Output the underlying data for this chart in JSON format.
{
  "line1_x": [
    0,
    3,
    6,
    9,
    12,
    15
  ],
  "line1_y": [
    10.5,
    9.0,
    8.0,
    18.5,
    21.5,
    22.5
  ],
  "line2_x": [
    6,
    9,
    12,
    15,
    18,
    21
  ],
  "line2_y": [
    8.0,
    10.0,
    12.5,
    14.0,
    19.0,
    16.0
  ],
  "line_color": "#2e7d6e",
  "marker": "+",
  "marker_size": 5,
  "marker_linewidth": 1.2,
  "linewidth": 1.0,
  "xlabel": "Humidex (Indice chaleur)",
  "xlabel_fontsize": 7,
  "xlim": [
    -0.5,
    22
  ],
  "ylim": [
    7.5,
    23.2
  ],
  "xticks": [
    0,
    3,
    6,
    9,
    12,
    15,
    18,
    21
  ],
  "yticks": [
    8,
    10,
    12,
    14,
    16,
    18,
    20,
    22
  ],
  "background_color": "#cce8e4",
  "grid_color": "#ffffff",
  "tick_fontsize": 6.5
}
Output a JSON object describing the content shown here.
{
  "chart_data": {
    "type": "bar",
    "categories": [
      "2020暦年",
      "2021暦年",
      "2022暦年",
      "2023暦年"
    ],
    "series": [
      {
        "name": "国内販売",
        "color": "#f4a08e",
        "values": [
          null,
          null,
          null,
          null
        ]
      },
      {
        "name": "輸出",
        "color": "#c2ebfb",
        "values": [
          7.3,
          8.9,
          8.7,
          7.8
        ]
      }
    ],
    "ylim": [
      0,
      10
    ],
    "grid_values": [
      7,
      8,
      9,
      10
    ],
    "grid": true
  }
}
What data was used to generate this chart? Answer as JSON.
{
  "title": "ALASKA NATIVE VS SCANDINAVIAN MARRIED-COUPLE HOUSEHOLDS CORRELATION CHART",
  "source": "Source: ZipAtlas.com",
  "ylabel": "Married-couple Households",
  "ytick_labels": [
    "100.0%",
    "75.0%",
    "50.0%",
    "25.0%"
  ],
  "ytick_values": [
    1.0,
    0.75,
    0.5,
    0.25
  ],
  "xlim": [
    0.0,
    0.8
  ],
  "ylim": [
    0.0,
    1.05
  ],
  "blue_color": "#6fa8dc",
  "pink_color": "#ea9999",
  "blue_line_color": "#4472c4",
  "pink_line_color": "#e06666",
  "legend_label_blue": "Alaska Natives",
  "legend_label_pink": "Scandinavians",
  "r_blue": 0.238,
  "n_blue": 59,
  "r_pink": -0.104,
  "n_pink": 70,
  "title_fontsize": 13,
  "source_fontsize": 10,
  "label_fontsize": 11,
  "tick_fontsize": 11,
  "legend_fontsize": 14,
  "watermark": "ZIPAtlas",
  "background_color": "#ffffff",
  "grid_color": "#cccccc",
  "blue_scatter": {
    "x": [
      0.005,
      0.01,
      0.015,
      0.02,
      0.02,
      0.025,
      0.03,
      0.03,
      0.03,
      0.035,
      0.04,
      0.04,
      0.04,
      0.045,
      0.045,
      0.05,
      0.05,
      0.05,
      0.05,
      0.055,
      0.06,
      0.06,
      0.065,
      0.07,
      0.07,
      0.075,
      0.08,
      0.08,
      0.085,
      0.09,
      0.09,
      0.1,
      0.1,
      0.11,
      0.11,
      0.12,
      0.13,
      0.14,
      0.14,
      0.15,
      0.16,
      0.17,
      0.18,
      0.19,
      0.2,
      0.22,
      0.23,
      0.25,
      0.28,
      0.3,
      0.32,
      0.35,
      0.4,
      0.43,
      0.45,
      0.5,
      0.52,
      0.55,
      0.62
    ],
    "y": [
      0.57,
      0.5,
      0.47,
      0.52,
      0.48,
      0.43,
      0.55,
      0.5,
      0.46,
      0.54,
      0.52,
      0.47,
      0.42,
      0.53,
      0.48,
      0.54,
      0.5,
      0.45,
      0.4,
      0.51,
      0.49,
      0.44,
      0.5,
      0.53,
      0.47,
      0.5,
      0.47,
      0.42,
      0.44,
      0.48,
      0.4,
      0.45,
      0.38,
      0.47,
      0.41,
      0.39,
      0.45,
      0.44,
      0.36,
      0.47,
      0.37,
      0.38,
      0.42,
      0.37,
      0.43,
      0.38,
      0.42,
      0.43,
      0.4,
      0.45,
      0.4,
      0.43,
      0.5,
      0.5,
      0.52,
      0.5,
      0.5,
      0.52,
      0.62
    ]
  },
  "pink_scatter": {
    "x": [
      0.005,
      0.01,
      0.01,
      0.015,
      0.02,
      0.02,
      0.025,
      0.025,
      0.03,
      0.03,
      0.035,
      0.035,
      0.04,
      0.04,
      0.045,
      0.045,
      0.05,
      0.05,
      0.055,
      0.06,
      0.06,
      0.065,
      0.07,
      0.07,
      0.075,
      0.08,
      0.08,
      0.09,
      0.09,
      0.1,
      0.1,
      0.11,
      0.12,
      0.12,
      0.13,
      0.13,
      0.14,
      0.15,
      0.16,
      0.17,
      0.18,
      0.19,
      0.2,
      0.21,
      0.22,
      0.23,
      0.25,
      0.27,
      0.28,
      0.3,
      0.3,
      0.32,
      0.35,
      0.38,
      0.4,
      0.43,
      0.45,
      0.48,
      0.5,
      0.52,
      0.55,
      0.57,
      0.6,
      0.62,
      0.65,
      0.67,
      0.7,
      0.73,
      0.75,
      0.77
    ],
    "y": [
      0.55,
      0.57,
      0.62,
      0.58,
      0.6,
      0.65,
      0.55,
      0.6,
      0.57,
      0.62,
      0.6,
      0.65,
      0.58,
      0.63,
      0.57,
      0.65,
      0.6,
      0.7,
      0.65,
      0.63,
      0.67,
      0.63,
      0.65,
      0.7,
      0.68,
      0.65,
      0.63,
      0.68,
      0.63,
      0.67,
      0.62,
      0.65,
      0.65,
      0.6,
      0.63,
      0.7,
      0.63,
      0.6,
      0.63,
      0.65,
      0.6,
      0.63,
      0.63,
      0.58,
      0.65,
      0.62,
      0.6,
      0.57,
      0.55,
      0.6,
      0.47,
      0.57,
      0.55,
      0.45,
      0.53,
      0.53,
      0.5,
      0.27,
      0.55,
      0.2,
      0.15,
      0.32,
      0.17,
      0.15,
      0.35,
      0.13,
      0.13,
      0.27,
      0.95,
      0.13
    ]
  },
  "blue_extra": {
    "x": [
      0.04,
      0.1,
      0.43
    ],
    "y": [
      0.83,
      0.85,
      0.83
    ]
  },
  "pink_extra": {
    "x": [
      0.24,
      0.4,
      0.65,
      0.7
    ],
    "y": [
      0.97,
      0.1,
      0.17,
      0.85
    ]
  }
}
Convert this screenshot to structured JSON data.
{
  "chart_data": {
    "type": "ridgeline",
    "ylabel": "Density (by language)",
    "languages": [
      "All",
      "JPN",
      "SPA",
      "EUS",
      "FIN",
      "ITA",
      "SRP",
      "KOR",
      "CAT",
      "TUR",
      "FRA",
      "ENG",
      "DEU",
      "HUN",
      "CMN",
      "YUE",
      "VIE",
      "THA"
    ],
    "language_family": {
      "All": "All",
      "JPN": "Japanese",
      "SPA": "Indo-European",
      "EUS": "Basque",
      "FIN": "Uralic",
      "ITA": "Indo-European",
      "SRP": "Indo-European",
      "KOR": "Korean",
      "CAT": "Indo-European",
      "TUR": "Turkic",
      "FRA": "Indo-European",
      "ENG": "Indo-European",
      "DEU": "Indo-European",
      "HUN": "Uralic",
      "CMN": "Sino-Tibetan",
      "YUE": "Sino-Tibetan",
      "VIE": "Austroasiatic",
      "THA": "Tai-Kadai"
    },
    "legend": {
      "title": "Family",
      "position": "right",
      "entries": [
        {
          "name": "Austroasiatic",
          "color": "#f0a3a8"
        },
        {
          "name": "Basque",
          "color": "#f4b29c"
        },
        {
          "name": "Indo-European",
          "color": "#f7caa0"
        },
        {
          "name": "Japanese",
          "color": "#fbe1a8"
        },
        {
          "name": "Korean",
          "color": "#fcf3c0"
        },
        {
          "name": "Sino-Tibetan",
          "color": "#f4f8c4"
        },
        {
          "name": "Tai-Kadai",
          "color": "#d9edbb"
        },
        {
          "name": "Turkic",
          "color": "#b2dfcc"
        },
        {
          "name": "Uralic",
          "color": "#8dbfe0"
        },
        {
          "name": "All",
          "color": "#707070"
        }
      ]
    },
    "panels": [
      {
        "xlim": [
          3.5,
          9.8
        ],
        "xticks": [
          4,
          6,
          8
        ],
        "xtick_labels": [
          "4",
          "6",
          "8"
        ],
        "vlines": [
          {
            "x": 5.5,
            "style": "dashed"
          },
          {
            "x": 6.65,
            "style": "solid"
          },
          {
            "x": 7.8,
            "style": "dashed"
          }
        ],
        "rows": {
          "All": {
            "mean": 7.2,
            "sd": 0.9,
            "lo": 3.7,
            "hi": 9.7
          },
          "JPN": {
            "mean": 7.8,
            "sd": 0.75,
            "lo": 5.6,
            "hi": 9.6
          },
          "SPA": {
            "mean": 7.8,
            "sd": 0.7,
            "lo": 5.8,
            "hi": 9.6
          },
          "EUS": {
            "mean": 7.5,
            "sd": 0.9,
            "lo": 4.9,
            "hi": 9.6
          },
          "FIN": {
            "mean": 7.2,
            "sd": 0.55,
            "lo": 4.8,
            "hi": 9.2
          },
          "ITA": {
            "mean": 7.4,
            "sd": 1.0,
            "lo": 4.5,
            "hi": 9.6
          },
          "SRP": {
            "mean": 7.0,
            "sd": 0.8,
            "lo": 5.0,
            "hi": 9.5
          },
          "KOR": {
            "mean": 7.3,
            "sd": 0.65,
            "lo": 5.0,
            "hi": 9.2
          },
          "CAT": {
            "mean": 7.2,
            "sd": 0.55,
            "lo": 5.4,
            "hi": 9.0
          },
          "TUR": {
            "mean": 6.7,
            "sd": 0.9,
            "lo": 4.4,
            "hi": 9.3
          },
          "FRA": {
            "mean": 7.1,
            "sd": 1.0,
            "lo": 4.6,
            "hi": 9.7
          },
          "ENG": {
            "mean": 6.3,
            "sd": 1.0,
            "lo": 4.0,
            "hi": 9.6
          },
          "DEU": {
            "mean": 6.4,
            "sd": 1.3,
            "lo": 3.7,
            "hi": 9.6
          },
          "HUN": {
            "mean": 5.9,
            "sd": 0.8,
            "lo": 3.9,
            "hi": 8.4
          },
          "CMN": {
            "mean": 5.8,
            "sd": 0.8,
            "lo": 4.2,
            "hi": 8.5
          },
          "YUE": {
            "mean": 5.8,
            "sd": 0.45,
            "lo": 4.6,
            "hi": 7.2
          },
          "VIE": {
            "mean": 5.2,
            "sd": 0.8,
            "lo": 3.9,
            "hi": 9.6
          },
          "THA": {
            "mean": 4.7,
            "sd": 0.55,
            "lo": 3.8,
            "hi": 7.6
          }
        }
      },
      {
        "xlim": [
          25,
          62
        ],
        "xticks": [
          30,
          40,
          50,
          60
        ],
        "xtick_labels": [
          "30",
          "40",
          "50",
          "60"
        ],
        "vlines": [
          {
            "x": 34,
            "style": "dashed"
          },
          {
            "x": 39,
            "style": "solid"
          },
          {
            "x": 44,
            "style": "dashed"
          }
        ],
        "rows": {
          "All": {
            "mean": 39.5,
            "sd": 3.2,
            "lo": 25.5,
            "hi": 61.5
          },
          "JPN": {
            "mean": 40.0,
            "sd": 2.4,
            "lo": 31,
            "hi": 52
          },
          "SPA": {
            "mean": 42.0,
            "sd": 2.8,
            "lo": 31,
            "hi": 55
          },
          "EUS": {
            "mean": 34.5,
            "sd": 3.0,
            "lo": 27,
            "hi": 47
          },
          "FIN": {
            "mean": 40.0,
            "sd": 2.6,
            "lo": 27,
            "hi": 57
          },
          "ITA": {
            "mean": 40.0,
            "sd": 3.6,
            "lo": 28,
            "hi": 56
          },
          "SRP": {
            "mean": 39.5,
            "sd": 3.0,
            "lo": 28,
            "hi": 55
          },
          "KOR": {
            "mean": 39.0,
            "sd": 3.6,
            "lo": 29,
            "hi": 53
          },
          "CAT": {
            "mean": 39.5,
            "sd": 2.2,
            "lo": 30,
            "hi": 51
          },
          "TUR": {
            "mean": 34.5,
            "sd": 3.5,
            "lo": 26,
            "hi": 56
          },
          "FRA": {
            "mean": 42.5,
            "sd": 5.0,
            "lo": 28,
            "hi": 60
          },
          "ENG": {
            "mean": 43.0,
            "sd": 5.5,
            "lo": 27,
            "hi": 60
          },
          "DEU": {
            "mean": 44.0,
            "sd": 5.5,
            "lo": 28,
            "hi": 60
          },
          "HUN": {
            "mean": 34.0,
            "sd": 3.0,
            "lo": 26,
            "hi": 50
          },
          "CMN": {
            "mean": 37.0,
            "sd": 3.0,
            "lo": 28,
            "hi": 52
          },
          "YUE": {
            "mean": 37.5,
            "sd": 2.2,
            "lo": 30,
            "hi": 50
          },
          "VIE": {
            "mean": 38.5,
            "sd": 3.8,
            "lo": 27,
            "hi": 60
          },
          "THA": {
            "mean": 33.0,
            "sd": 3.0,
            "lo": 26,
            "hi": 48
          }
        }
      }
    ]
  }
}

※ ※ ※

## WHAT YOU WILL DO
From the listing above, collect each line in which the string "Tibetan" appears.

## WRITTEN RESPONSE
      "CMN": "Sino-Tibetan",
      "YUE": "Sino-Tibetan",
          "name": "Sino-Tibetan",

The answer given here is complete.